Set the listing down again in full, word for word, with the pictures left out.

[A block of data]
-- Begin --

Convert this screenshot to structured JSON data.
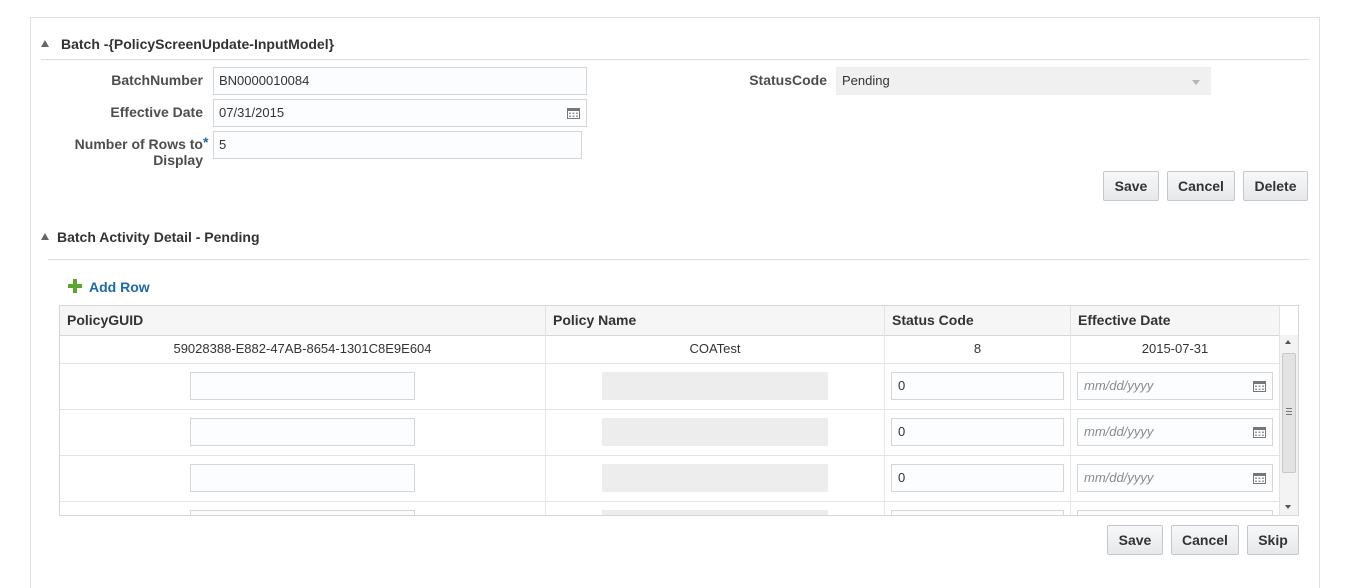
{
  "batch_section": {
    "title": "Batch -{PolicyScreenUpdate-InputModel}",
    "batch_number_label": "BatchNumber",
    "batch_number_value": "BN0000010084",
    "effective_date_label": "Effective Date",
    "effective_date_value": "07/31/2015",
    "rows_label_line1": "Number of Rows to",
    "rows_label_line2": "Display",
    "rows_required": "*",
    "rows_value": "5",
    "status_code_label": "StatusCode",
    "status_code_value": "Pending",
    "save_label": "Save",
    "cancel_label": "Cancel",
    "delete_label": "Delete"
  },
  "activity_section": {
    "title": "Batch Activity Detail - Pending",
    "add_row_label": "Add Row",
    "columns": [
      "PolicyGUID",
      "Policy Name",
      "Status Code",
      "Effective Date"
    ],
    "rows": [
      {
        "policy_guid": "59028388-E882-47AB-8654-1301C8E9E604",
        "policy_name": "COATest",
        "status_code": "8",
        "effective_date": "2015-07-31"
      }
    ],
    "new_rows": [
      {
        "status_code": "0",
        "date_placeholder": "mm/dd/yyyy"
      },
      {
        "status_code": "0",
        "date_placeholder": "mm/dd/yyyy"
      },
      {
        "status_code": "0",
        "date_placeholder": "mm/dd/yyyy"
      }
    ],
    "save_label": "Save",
    "cancel_label": "Cancel",
    "skip_label": "Skip"
  },
  "colors": {
    "link_blue": "#1d6aa5",
    "add_green": "#5ba432",
    "required_blue": "#1d6aa5"
  }
}
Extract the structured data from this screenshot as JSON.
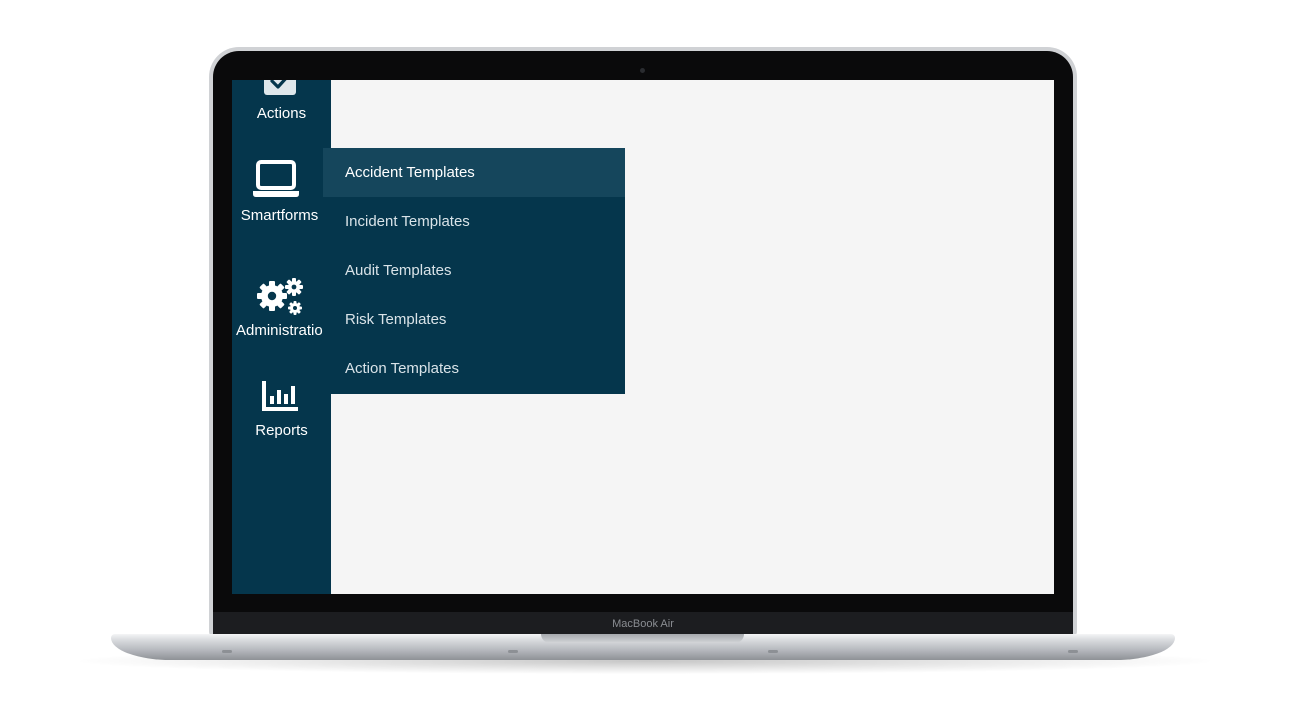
{
  "device": {
    "brand_label": "MacBook Air"
  },
  "sidebar": {
    "items": [
      {
        "label": "Actions",
        "icon": "check-square-icon"
      },
      {
        "label": "Smartforms",
        "icon": "laptop-icon"
      },
      {
        "label": "Administratio",
        "icon": "gears-icon"
      },
      {
        "label": "Reports",
        "icon": "bar-chart-icon"
      }
    ]
  },
  "submenu": {
    "items": [
      {
        "label": "Accident Templates",
        "active": true
      },
      {
        "label": "Incident Templates"
      },
      {
        "label": "Audit Templates"
      },
      {
        "label": "Risk Templates"
      },
      {
        "label": "Action Templates"
      }
    ]
  },
  "colors": {
    "sidebar_bg": "#05364c",
    "submenu_active_bg": "#15465c",
    "content_bg": "#f5f5f5"
  }
}
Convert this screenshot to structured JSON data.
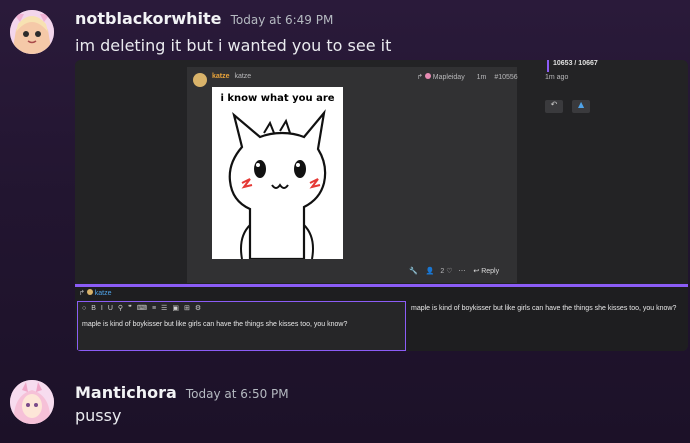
{
  "messages": [
    {
      "username": "notblackorwhite",
      "timestamp": "Today at 6:49 PM",
      "text": "im deleting it but i wanted you to see it"
    },
    {
      "username": "Mantichora",
      "timestamp": "Today at 6:50 PM",
      "text": "pussy"
    }
  ],
  "screenshot": {
    "post_author": "katze",
    "post_author_handle": "katze",
    "reply_to": "Mapleiday",
    "post_age": "1m",
    "post_number": "#10556",
    "meme_caption": "i know what you are",
    "likes": "2",
    "reply_label": "Reply",
    "side_progress": "10653 / 10667",
    "side_age": "1m ago",
    "composer_user": "katze",
    "composer_text": "maple is kind of boykisser but like girls can have the things she kisses too, you know?",
    "preview_text": "maple is kind of boykisser but like girls can have the things she kisses too, you know?"
  },
  "colors": {
    "accent_purple": "#8b5cf6",
    "author_orange": "#e8a33a",
    "blush_red": "#e53935"
  }
}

-- End --

- [Solution below]
Convert this screenshot to structured JSON data.
{
  "batch_section": {
    "title": "Batch -{PolicyScreenUpdate-InputModel}",
    "batch_number_label": "BatchNumber",
    "batch_number_value": "BN0000010084",
    "effective_date_label": "Effective Date",
    "effective_date_value": "07/31/2015",
    "rows_label_line1": "Number of Rows to",
    "rows_label_line2": "Display",
    "rows_required": "*",
    "rows_value": "5",
    "status_code_label": "StatusCode",
    "status_code_value": "Pending",
    "save_label": "Save",
    "cancel_label": "Cancel",
    "delete_label": "Delete"
  },
  "activity_section": {
    "title": "Batch Activity Detail - Pending",
    "add_row_label": "Add Row",
    "columns": [
      "PolicyGUID",
      "Policy Name",
      "Status Code",
      "Effective Date"
    ],
    "rows": [
      {
        "policy_guid": "59028388-E882-47AB-8654-1301C8E9E604",
        "policy_name": "COATest",
        "status_code": "8",
        "effective_date": "2015-07-31"
      }
    ],
    "new_rows": [
      {
        "status_code": "0",
        "date_placeholder": "mm/dd/yyyy"
      },
      {
        "status_code": "0",
        "date_placeholder": "mm/dd/yyyy"
      },
      {
        "status_code": "0",
        "date_placeholder": "mm/dd/yyyy"
      }
    ],
    "save_label": "Save",
    "cancel_label": "Cancel",
    "skip_label": "Skip"
  },
  "colors": {
    "link_blue": "#1d6aa5",
    "add_green": "#5ba432",
    "required_blue": "#1d6aa5"
  }
}
Extract the structured data from this screenshot as JSON.
{
  "device": {
    "brand_label": "MacBook Air"
  },
  "sidebar": {
    "items": [
      {
        "label": "Actions",
        "icon": "check-square-icon"
      },
      {
        "label": "Smartforms",
        "icon": "laptop-icon"
      },
      {
        "label": "Administratio",
        "icon": "gears-icon"
      },
      {
        "label": "Reports",
        "icon": "bar-chart-icon"
      }
    ]
  },
  "submenu": {
    "items": [
      {
        "label": "Accident Templates",
        "active": true
      },
      {
        "label": "Incident Templates"
      },
      {
        "label": "Audit Templates"
      },
      {
        "label": "Risk Templates"
      },
      {
        "label": "Action Templates"
      }
    ]
  },
  "colors": {
    "sidebar_bg": "#05364c",
    "submenu_active_bg": "#15465c",
    "content_bg": "#f5f5f5"
  }
}
Convert this screenshot to structured JSON data.
{
  "messages": [
    {
      "username": "notblackorwhite",
      "timestamp": "Today at 6:49 PM",
      "text": "im deleting it but i wanted you to see it"
    },
    {
      "username": "Mantichora",
      "timestamp": "Today at 6:50 PM",
      "text": "pussy"
    }
  ],
  "screenshot": {
    "post_author": "katze",
    "post_author_handle": "katze",
    "reply_to": "Mapleiday",
    "post_age": "1m",
    "post_number": "#10556",
    "meme_caption": "i know what you are",
    "likes": "2",
    "reply_label": "Reply",
    "side_progress": "10653 / 10667",
    "side_age": "1m ago",
    "composer_user": "katze",
    "composer_text": "maple is kind of boykisser but like girls can have the things she kisses too, you know?",
    "preview_text": "maple is kind of boykisser but like girls can have the things she kisses too, you know?"
  },
  "colors": {
    "accent_purple": "#8b5cf6",
    "author_orange": "#e8a33a",
    "blush_red": "#e53935"
  }
}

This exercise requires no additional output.